(WORK INSTRUCTIONS)
Gather every line in the records below that contains the word "передачи".
#### PROVIDED DATA
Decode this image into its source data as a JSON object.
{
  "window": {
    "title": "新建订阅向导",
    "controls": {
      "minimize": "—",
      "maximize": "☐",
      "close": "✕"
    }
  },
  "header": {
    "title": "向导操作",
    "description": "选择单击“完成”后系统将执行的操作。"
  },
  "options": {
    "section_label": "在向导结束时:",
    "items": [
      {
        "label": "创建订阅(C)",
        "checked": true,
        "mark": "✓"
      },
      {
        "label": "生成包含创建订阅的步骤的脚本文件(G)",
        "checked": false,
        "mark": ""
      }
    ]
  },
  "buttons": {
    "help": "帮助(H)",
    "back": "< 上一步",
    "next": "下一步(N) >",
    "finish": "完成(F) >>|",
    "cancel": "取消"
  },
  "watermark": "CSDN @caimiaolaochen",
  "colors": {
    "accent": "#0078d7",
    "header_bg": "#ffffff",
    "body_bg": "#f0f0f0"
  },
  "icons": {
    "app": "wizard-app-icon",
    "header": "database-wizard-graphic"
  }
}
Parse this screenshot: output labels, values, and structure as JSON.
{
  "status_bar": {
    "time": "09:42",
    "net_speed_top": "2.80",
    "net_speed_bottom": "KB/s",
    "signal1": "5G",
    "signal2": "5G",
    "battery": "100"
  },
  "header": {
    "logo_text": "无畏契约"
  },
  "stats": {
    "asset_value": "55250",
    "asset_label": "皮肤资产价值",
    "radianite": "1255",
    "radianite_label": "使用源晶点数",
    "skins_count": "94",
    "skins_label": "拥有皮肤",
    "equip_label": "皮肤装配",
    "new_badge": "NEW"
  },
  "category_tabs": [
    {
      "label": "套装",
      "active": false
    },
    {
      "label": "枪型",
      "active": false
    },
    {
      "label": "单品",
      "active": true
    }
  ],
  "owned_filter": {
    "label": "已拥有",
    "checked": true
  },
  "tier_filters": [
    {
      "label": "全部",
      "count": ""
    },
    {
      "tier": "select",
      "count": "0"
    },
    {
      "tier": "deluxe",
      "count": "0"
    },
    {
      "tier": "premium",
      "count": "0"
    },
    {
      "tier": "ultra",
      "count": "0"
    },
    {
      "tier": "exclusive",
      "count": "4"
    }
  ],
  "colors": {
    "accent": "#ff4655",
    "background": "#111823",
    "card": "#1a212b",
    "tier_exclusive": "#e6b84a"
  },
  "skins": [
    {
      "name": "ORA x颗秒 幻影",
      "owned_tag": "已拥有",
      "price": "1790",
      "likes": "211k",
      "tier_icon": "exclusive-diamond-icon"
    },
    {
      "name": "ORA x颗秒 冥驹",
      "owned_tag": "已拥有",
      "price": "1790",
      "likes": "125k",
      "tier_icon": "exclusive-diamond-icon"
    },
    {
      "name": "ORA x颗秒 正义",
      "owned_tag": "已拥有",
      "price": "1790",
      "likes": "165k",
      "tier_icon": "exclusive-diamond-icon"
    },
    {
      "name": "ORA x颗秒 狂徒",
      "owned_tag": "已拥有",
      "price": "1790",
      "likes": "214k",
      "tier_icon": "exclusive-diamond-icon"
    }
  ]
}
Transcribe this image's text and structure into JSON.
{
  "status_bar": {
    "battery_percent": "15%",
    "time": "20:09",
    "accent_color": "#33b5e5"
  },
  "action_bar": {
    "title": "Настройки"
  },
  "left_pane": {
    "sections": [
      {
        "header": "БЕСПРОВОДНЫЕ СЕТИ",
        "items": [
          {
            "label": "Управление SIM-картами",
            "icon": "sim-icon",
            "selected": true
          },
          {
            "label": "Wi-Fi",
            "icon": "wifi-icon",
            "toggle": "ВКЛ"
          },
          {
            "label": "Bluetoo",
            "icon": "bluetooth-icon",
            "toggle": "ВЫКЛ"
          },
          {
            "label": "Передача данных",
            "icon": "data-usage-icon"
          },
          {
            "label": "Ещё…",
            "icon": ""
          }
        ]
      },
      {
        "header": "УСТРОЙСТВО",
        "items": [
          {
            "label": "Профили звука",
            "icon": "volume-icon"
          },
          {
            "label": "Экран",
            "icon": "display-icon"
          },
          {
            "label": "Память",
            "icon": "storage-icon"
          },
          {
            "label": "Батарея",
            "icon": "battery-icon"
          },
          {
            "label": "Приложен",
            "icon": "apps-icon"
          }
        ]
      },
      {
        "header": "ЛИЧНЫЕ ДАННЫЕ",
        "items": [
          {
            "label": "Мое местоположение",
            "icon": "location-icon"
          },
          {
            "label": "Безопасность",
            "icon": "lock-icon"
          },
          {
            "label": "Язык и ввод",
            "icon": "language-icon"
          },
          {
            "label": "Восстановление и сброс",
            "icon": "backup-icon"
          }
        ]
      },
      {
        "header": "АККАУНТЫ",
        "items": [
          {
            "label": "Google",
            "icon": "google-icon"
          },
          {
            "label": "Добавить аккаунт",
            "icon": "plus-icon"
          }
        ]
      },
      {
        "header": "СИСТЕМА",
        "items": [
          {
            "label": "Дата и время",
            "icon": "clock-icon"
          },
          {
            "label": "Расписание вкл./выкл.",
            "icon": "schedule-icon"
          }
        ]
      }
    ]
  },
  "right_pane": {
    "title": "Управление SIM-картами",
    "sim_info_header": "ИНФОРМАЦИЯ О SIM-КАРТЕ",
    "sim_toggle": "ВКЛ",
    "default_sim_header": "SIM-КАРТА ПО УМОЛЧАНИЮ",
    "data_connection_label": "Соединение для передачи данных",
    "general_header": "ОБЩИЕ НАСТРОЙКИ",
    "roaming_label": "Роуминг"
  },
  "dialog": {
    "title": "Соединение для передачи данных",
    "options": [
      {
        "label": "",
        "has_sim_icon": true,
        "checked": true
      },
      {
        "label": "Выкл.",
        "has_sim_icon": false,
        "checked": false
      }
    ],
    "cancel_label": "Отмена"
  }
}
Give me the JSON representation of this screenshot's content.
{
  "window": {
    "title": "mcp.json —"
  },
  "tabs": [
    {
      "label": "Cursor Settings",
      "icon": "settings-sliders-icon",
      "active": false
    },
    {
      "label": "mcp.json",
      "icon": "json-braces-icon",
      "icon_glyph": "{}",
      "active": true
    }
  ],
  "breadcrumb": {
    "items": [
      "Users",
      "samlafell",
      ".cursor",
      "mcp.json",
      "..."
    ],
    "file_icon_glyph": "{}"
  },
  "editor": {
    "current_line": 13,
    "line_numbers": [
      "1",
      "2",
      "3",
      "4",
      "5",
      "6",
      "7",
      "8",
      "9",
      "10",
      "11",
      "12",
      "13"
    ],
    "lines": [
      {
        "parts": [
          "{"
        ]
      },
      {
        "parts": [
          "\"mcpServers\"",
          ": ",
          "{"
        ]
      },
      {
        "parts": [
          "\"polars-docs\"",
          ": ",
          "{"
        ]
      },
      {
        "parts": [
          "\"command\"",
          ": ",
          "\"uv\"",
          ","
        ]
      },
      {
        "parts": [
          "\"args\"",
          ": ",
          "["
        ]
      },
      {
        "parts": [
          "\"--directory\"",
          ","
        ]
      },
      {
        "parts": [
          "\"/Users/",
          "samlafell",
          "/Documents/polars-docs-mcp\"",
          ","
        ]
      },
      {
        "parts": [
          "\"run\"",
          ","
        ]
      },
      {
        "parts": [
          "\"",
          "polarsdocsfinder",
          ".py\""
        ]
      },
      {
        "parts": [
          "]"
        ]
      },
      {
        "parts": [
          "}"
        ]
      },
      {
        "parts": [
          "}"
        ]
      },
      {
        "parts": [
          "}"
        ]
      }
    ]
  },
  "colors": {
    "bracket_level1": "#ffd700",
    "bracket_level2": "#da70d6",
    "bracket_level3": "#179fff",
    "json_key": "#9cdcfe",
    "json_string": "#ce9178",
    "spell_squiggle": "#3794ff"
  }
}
########
(RESPONSE FOR THIS EXERCISE)
    "data_connection_label": "Соединение для передачи данных",
    "title": "Соединение для передачи данных",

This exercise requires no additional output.